Aim: Copy out word for word every line of the records, from the line containing "spec-label-cn: 标准直径 bbox=[346, 279, 404, 295]" down to the line containing "spec-symbol: Vas bbox=[529, 963, 553, 979]", with both of those lines included.
>> Start
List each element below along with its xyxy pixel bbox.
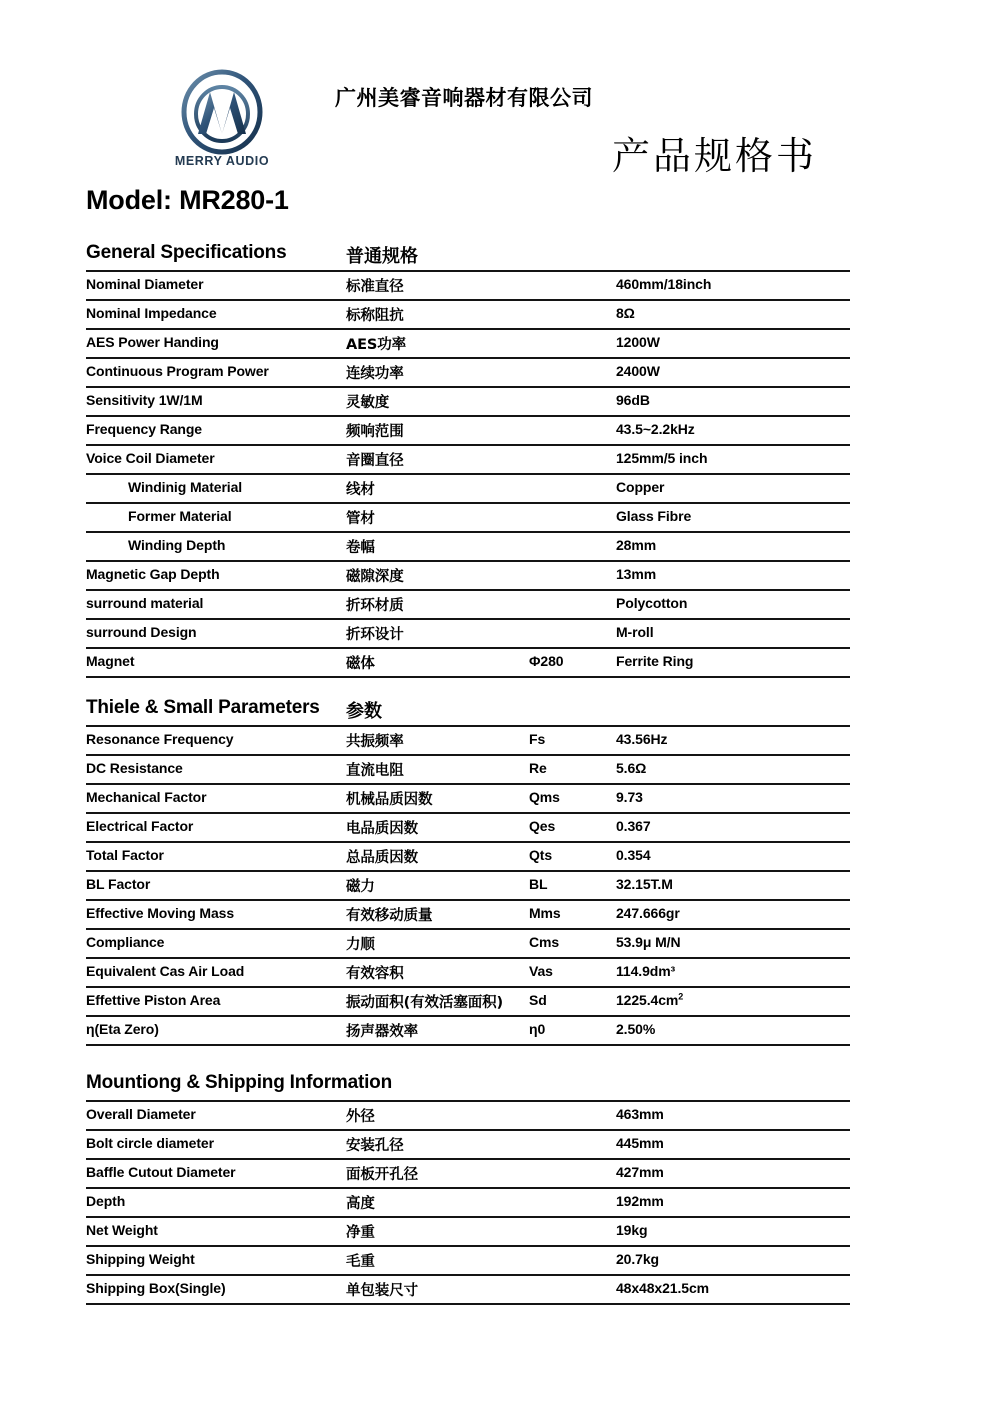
spec-label-cn: 标准直径 bbox=[346, 279, 404, 295]
spec-label-en: Nominal Diameter bbox=[86, 276, 204, 292]
spec-row bbox=[86, 1218, 850, 1247]
spec-label-en: Net Weight bbox=[86, 1222, 158, 1238]
section-heading-cn: 普通规格 bbox=[346, 246, 418, 267]
spec-symbol: Vas bbox=[529, 963, 553, 979]
spec-label-en: Continuous Program Power bbox=[86, 363, 269, 379]
spec-value: 5.6Ω bbox=[616, 760, 647, 776]
spec-value: 2.50% bbox=[616, 1021, 656, 1037]
spec-label-en: surround material bbox=[86, 595, 204, 611]
spec-label-en: Magnet bbox=[86, 653, 135, 669]
spec-label-cn: 净重 bbox=[346, 1225, 375, 1241]
spec-label-cn: 力顺 bbox=[346, 937, 375, 953]
spec-label-en: Effective Moving Mass bbox=[86, 905, 235, 921]
spec-value: Ferrite Ring bbox=[616, 653, 694, 669]
spec-value: 0.354 bbox=[616, 847, 651, 863]
spec-row bbox=[86, 533, 850, 562]
spec-value-text: 1225.4cm bbox=[616, 992, 679, 1008]
spec-row bbox=[86, 785, 850, 814]
spec-symbol: Qts bbox=[529, 847, 553, 863]
spec-label-en: Bolt circle diameter bbox=[86, 1135, 214, 1151]
spec-label-cn: 电品质因数 bbox=[346, 821, 418, 837]
spec-label-en: Compliance bbox=[86, 934, 165, 950]
spec-label-cn: 面板开孔径 bbox=[346, 1167, 418, 1183]
spec-row bbox=[86, 1189, 850, 1218]
spec-symbol: Sd bbox=[529, 992, 547, 1008]
spec-label-cn: 毛重 bbox=[346, 1254, 375, 1270]
spec-label-en: Winding Depth bbox=[128, 537, 226, 553]
logo-wordmark: MERRY AUDIO bbox=[174, 154, 270, 168]
spec-row bbox=[86, 872, 850, 901]
spec-symbol: Cms bbox=[529, 934, 560, 950]
spec-symbol: Fs bbox=[529, 731, 546, 747]
spec-label-en: Shipping Weight bbox=[86, 1251, 195, 1267]
logo-icon bbox=[168, 68, 276, 176]
spec-value: 13mm bbox=[616, 566, 657, 582]
section-thiele-small-parameters bbox=[86, 697, 850, 1046]
section-heading bbox=[86, 697, 850, 725]
spec-label-cn: 管材 bbox=[346, 511, 375, 527]
spec-symbol: Re bbox=[529, 760, 547, 776]
spec-row bbox=[86, 388, 850, 417]
spec-row bbox=[86, 446, 850, 475]
spec-label-en: Electrical Factor bbox=[86, 818, 194, 834]
section-heading bbox=[86, 1072, 850, 1100]
spec-value: 125mm/5 inch bbox=[616, 450, 708, 466]
spec-row bbox=[86, 475, 850, 504]
spec-label-cn: 高度 bbox=[346, 1196, 375, 1212]
spec-value: 427mm bbox=[616, 1164, 664, 1180]
spec-row bbox=[86, 504, 850, 533]
spec-row bbox=[86, 359, 850, 388]
spec-value: Copper bbox=[616, 479, 665, 495]
spec-value-superscript: 2 bbox=[678, 991, 684, 1002]
spec-label-cn: 共振频率 bbox=[346, 734, 404, 750]
spec-value: 445mm bbox=[616, 1135, 664, 1151]
spec-row bbox=[86, 988, 850, 1017]
spec-row bbox=[86, 272, 850, 301]
spec-symbol: Φ280 bbox=[529, 653, 564, 669]
section-heading-en: General Specifications bbox=[86, 242, 287, 263]
spec-label-cn: 频响范围 bbox=[346, 424, 404, 440]
spec-label-en: Resonance Frequency bbox=[86, 731, 234, 747]
spec-value: 247.666gr bbox=[616, 905, 680, 921]
spec-value: 28mm bbox=[616, 537, 657, 553]
spec-row bbox=[86, 562, 850, 591]
spec-value: 48x48x21.5cm bbox=[616, 1280, 709, 1296]
section-heading-cn: 参数 bbox=[346, 701, 382, 722]
spec-label-cn: 磁体 bbox=[346, 656, 375, 672]
section-general-specifications bbox=[86, 242, 850, 678]
company-name: 广州美睿音响器材有限公司 bbox=[335, 86, 593, 110]
spec-row bbox=[86, 727, 850, 756]
spec-label-en: Effettive Piston Area bbox=[86, 992, 221, 1008]
section-mounting-shipping-information bbox=[86, 1072, 850, 1305]
spec-row bbox=[86, 330, 850, 359]
spec-row bbox=[86, 814, 850, 843]
spec-label-en: Depth bbox=[86, 1193, 126, 1209]
spec-value bbox=[616, 992, 683, 1008]
spec-label-cn: 直流电阻 bbox=[346, 763, 404, 779]
spec-label-en: Mechanical Factor bbox=[86, 789, 207, 805]
spec-label-en: DC Resistance bbox=[86, 760, 183, 776]
spec-row bbox=[86, 1017, 850, 1046]
spec-value: 0.367 bbox=[616, 818, 651, 834]
spec-label-cn: 单包装尺寸 bbox=[346, 1283, 418, 1299]
spec-label-cn: 外径 bbox=[346, 1109, 375, 1125]
spec-value: 9.73 bbox=[616, 789, 643, 805]
spec-label-cn: 灵敏度 bbox=[346, 395, 390, 411]
spec-label-cn: 机械品质因数 bbox=[346, 792, 433, 808]
spec-symbol: Mms bbox=[529, 905, 561, 921]
spec-value: M-roll bbox=[616, 624, 654, 640]
section-heading-en: Thiele & Small Parameters bbox=[86, 697, 320, 718]
spec-label-en: Nominal Impedance bbox=[86, 305, 217, 321]
spec-label-cn: 总品质因数 bbox=[346, 850, 418, 866]
spec-value: 8Ω bbox=[616, 305, 635, 321]
spec-value: 460mm/18inch bbox=[616, 276, 712, 292]
spec-row bbox=[86, 1247, 850, 1276]
spec-value: 32.15T.M bbox=[616, 876, 673, 892]
spec-value: Polycotton bbox=[616, 595, 688, 611]
spec-label-cn: 磁隙深度 bbox=[346, 569, 404, 585]
spec-row bbox=[86, 301, 850, 330]
spec-value: 43.56Hz bbox=[616, 731, 668, 747]
spec-row bbox=[86, 959, 850, 988]
spec-label-en: Baffle Cutout Diameter bbox=[86, 1164, 236, 1180]
spec-value: 43.5~2.2kHz bbox=[616, 421, 695, 437]
spec-row bbox=[86, 649, 850, 678]
spec-row bbox=[86, 1131, 850, 1160]
spec-value: 96dB bbox=[616, 392, 650, 408]
spec-label-cn: 折环设计 bbox=[346, 627, 404, 643]
spec-row bbox=[86, 591, 850, 620]
spec-row bbox=[86, 843, 850, 872]
spec-label-en: Voice Coil Diameter bbox=[86, 450, 215, 466]
spec-value: 2400W bbox=[616, 363, 660, 379]
spec-value: 53.9μ M/N bbox=[616, 934, 681, 950]
spec-symbol: Qes bbox=[529, 818, 556, 834]
spec-label-en: Total Factor bbox=[86, 847, 164, 863]
spec-row bbox=[86, 901, 850, 930]
spec-label-cn: 有效移动质量 bbox=[346, 908, 433, 924]
spec-row bbox=[86, 417, 850, 446]
spec-value: 1200W bbox=[616, 334, 660, 350]
spec-label-cn: AES功率 bbox=[346, 337, 407, 353]
spec-symbol: η0 bbox=[529, 1021, 546, 1037]
spec-label-en: AES Power Handing bbox=[86, 334, 219, 350]
spec-value: 114.9dm³ bbox=[616, 963, 676, 979]
spec-label-en: Sensitivity 1W/1M bbox=[86, 392, 203, 408]
spec-symbol: Qms bbox=[529, 789, 560, 805]
spec-value: 19kg bbox=[616, 1222, 648, 1238]
spec-label-cn: 标称阻抗 bbox=[346, 308, 404, 324]
spec-label-en: Overall Diameter bbox=[86, 1106, 196, 1122]
spec-row bbox=[86, 1160, 850, 1189]
spec-label-cn: 折环材质 bbox=[346, 598, 404, 614]
document-title: 产品规格书 bbox=[612, 134, 818, 178]
model-label: Model: MR280-1 bbox=[86, 185, 289, 215]
section-heading-en: Mountiong & Shipping Information bbox=[86, 1072, 392, 1093]
document-header bbox=[0, 0, 1000, 215]
section-heading bbox=[86, 242, 850, 270]
spec-label-cn: 磁力 bbox=[346, 879, 375, 895]
spec-row bbox=[86, 1102, 850, 1131]
spec-value: 463mm bbox=[616, 1106, 664, 1122]
spec-label-cn: 连续功率 bbox=[346, 366, 404, 382]
spec-label-en: Former Material bbox=[128, 508, 232, 524]
spec-value: Glass Fibre bbox=[616, 508, 692, 524]
spec-row bbox=[86, 930, 850, 959]
spec-label-en: BL Factor bbox=[86, 876, 151, 892]
merry-audio-logo bbox=[168, 68, 276, 176]
spec-label-en: Equivalent Cas Air Load bbox=[86, 963, 245, 979]
spec-label-cn: 音圈直径 bbox=[346, 453, 404, 469]
spec-label-en: surround Design bbox=[86, 624, 197, 640]
spec-label-en: Frequency Range bbox=[86, 421, 202, 437]
spec-label-cn: 线材 bbox=[346, 482, 375, 498]
spec-row bbox=[86, 756, 850, 785]
spec-label-en: Magnetic Gap Depth bbox=[86, 566, 220, 582]
spec-label-cn: 卷幅 bbox=[346, 540, 375, 556]
spec-label-en: η(Eta Zero) bbox=[86, 1021, 159, 1037]
spec-row bbox=[86, 1276, 850, 1305]
spec-label-cn: 安装孔径 bbox=[346, 1138, 404, 1154]
spec-value: 20.7kg bbox=[616, 1251, 659, 1267]
spec-row bbox=[86, 620, 850, 649]
spec-symbol: BL bbox=[529, 876, 548, 892]
spec-label-cn: 振动面积(有效活塞面积) bbox=[346, 995, 504, 1011]
spec-label-cn: 有效容积 bbox=[346, 966, 404, 982]
spec-label-cn: 扬声器效率 bbox=[346, 1024, 418, 1040]
spec-value: 192mm bbox=[616, 1193, 664, 1209]
spec-label-en: Windinig Material bbox=[128, 479, 243, 495]
spec-label-en: Shipping Box(Single) bbox=[86, 1280, 226, 1296]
>> End
Output of the task:
spec-label-cn: 标准直径 bbox=[346, 279, 404, 295]
spec-label-en: Nominal Diameter bbox=[86, 276, 204, 292]
spec-row bbox=[86, 1218, 850, 1247]
spec-label-en: Net Weight bbox=[86, 1222, 158, 1238]
section-heading-cn: 普通规格 bbox=[346, 246, 418, 267]
spec-symbol: Vas bbox=[529, 963, 553, 979]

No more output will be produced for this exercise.